MATERIAL TO PROCESS ->
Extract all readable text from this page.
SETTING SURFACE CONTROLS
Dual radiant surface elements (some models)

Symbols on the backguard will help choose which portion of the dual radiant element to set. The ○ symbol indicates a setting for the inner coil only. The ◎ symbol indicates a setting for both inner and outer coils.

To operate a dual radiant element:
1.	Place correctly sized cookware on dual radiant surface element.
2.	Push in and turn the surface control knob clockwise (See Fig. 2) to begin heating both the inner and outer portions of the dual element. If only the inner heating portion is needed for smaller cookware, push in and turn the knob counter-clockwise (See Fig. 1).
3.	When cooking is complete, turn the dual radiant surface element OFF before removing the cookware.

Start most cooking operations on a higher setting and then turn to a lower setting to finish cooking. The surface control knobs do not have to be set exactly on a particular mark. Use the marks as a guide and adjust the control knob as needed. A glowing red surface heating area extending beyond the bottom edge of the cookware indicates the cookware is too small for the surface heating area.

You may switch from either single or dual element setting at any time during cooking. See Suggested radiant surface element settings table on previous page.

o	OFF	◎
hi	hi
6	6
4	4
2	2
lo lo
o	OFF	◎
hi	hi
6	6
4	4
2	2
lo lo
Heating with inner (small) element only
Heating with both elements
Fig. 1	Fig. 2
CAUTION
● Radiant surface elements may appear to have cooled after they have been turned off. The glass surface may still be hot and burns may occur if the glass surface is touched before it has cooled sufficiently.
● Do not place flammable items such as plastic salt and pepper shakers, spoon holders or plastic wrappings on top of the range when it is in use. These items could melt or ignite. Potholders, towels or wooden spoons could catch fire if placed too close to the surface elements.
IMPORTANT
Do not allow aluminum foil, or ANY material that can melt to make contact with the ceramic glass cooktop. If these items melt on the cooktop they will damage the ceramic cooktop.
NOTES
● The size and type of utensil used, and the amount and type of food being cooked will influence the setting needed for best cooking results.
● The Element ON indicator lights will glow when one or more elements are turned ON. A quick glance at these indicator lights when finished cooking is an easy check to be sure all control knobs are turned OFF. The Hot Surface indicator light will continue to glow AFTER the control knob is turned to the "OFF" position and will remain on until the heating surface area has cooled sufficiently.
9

* * *

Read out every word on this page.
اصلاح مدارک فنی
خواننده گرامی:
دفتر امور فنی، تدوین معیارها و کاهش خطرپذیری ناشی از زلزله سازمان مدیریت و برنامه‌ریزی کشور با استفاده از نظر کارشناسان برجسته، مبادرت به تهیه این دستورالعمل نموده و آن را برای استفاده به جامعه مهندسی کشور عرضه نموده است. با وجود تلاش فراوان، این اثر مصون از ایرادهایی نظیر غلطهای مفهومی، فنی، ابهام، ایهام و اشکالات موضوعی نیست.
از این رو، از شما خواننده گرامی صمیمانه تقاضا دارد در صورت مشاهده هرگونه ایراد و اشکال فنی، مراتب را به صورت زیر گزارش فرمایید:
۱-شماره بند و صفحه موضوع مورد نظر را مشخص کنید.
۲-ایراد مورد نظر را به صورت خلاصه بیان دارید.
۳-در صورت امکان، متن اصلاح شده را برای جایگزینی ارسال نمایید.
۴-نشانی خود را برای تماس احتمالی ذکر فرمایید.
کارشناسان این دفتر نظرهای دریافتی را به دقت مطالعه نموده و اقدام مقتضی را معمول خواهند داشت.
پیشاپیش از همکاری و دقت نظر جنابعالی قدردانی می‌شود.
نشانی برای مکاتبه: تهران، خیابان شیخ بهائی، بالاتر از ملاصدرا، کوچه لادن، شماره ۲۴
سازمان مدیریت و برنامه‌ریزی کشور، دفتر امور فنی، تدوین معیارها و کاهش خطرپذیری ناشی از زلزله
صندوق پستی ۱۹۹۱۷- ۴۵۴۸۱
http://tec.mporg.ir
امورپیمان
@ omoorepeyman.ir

---

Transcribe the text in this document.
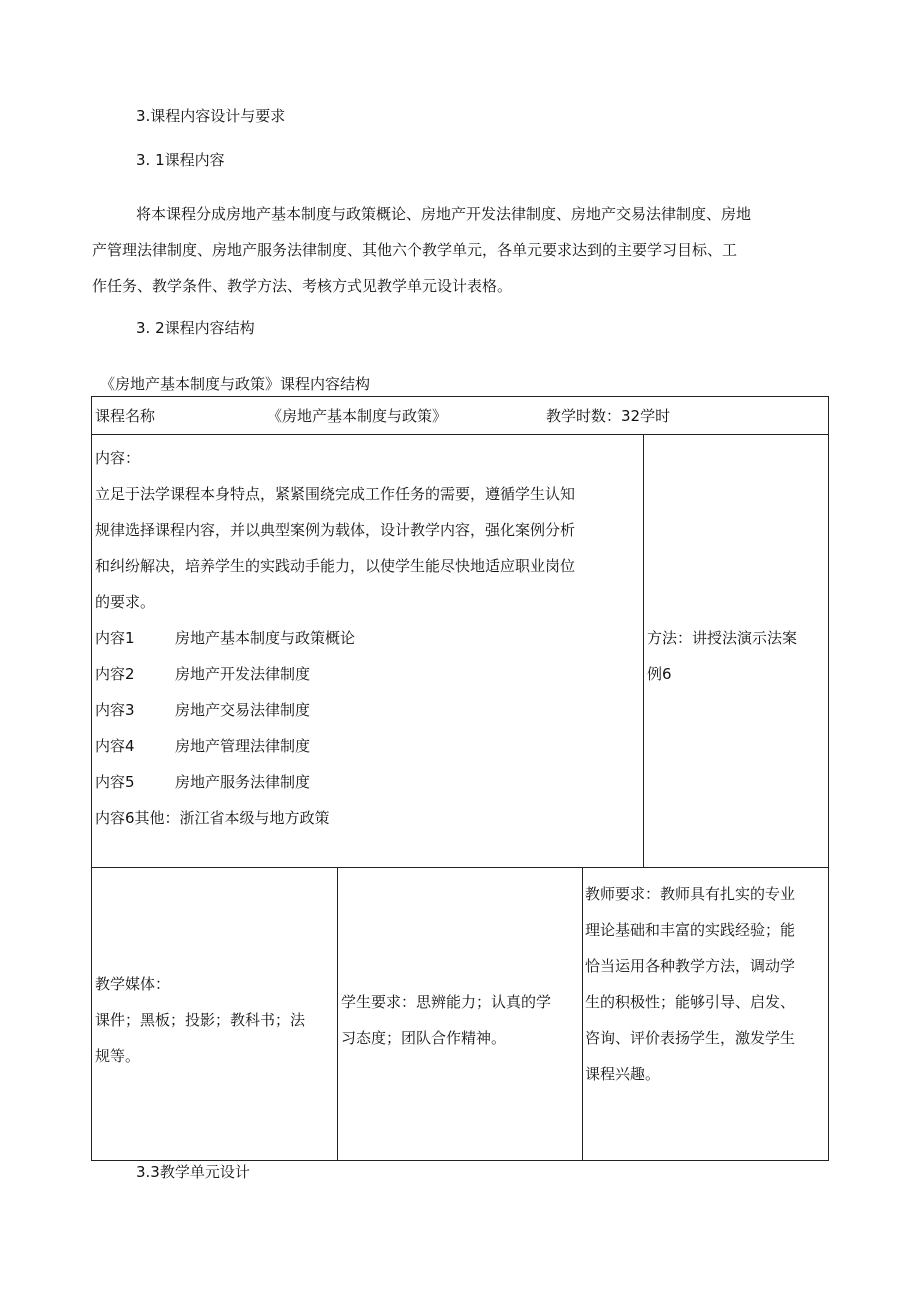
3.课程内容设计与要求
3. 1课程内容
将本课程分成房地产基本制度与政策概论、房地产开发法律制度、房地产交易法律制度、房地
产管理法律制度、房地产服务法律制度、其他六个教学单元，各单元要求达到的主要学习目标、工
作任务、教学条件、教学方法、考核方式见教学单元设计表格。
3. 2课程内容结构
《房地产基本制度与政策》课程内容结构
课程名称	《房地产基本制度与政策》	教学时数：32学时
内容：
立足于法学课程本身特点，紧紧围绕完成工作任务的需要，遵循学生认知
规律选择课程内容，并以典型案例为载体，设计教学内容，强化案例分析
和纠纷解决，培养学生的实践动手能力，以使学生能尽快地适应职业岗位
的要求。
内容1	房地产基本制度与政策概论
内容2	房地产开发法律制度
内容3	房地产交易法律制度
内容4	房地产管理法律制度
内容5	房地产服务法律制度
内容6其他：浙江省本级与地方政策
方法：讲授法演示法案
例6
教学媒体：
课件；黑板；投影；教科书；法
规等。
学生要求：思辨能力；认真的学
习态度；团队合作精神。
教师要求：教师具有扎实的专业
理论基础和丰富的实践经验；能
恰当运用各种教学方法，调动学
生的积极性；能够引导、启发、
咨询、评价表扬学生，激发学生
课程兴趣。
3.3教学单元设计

OBJECTIVE ->
Select all lines in the listing that include the word "ریزی".

EXERCISE ANSWER ->
دفتر امور فنی، تدوین معیارها و کاهش خطرپذیری ناشی از زلزله سازمان مدیریت و برنامه‌ریزی کشور با استفاده از نظر کارشناسان برجسته، مبادرت به تهیه این دستورالعمل نموده و آن را برای استفاده به جامعه مهندسی کشور عرضه نموده است. با وجود تلاش فراوان، این اثر مصون از ایرادهایی نظیر غلطهای مفهومی، فنی، ابهام، ایهام و اشکالات موضوعی نیست.
سازمان مدیریت و برنامه‌ریزی کشور، دفتر امور فنی، تدوین معیارها و کاهش خطرپذیری ناشی از زلزله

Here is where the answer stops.